begin Records provided
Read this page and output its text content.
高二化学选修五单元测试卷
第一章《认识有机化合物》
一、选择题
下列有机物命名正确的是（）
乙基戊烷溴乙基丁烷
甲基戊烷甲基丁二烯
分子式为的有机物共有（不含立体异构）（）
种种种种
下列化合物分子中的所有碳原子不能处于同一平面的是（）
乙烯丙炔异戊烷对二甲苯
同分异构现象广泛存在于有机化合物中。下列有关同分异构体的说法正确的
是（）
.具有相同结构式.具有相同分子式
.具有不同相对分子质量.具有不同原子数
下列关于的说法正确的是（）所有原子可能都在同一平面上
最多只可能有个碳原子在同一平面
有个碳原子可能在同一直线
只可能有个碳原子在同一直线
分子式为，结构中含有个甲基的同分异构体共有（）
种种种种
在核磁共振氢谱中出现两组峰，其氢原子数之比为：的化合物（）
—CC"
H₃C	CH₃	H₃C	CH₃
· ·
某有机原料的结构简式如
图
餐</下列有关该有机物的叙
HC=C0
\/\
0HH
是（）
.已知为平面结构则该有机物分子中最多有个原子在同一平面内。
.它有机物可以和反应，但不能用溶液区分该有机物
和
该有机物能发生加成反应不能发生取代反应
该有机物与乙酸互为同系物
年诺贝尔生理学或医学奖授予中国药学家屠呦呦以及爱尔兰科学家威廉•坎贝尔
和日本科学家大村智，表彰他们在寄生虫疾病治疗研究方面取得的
end Records provided
begin Records provided
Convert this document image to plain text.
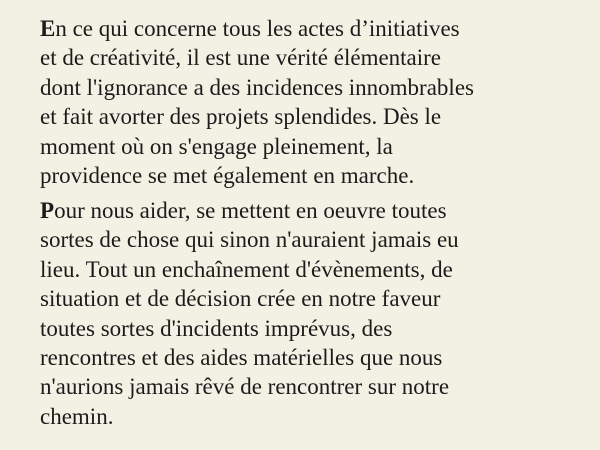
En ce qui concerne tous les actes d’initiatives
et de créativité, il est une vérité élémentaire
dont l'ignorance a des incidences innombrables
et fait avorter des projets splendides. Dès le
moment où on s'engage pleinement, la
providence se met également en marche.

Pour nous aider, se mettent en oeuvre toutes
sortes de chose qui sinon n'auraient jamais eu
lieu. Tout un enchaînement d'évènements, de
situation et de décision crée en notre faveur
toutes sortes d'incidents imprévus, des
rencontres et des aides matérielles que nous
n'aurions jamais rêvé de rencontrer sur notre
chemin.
end Records provided
begin Records provided
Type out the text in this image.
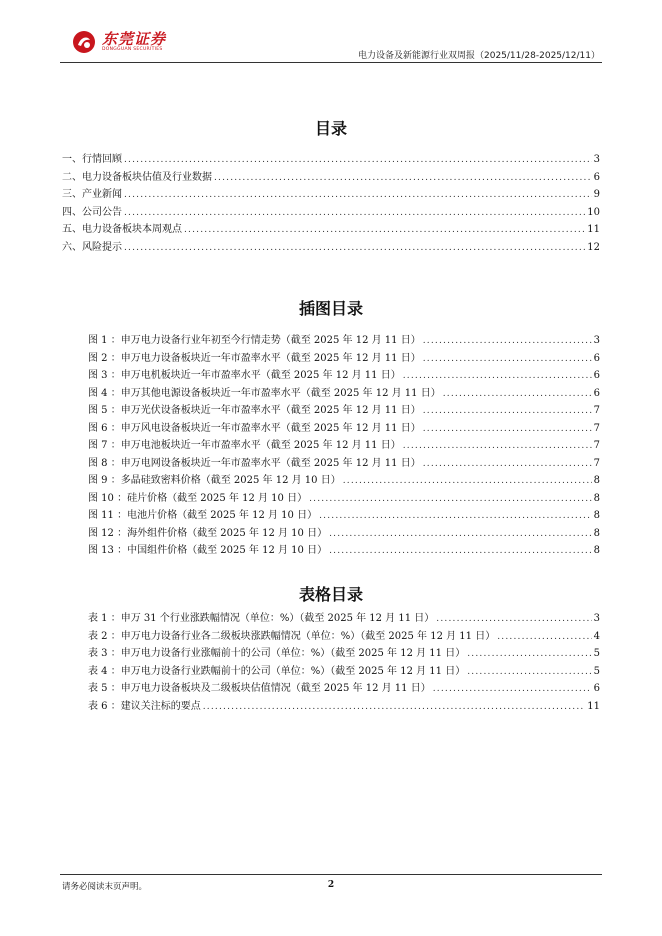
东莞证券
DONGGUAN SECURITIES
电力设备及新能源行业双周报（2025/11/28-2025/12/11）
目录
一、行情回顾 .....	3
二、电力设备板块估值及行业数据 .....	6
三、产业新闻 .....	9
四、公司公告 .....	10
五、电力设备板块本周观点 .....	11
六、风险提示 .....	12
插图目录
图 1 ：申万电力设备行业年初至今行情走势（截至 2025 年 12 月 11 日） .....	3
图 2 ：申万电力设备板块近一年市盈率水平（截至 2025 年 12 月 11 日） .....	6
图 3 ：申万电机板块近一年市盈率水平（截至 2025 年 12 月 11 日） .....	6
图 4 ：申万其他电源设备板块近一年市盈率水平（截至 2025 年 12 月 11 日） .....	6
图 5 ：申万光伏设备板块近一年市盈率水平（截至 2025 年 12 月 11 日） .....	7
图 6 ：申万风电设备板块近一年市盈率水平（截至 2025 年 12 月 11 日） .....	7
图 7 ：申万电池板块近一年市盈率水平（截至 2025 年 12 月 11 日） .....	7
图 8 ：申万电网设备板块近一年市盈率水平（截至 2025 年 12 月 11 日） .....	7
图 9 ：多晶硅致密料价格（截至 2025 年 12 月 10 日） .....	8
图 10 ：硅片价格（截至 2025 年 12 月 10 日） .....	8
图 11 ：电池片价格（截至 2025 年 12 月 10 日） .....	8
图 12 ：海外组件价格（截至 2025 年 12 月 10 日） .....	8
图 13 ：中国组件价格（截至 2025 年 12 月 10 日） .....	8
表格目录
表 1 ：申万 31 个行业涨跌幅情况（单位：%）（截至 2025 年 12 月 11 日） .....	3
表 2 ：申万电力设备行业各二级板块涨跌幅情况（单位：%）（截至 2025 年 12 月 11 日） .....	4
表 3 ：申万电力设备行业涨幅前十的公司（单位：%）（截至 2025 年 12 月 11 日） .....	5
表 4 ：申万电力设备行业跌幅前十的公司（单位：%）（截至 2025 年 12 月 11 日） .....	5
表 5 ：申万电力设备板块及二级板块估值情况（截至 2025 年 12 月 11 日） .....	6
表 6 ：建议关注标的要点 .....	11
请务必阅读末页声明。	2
end Records provided
> _Exercise prompt_:
Report only how many lines in the entries contain "sortes".

> _Written reply_:
2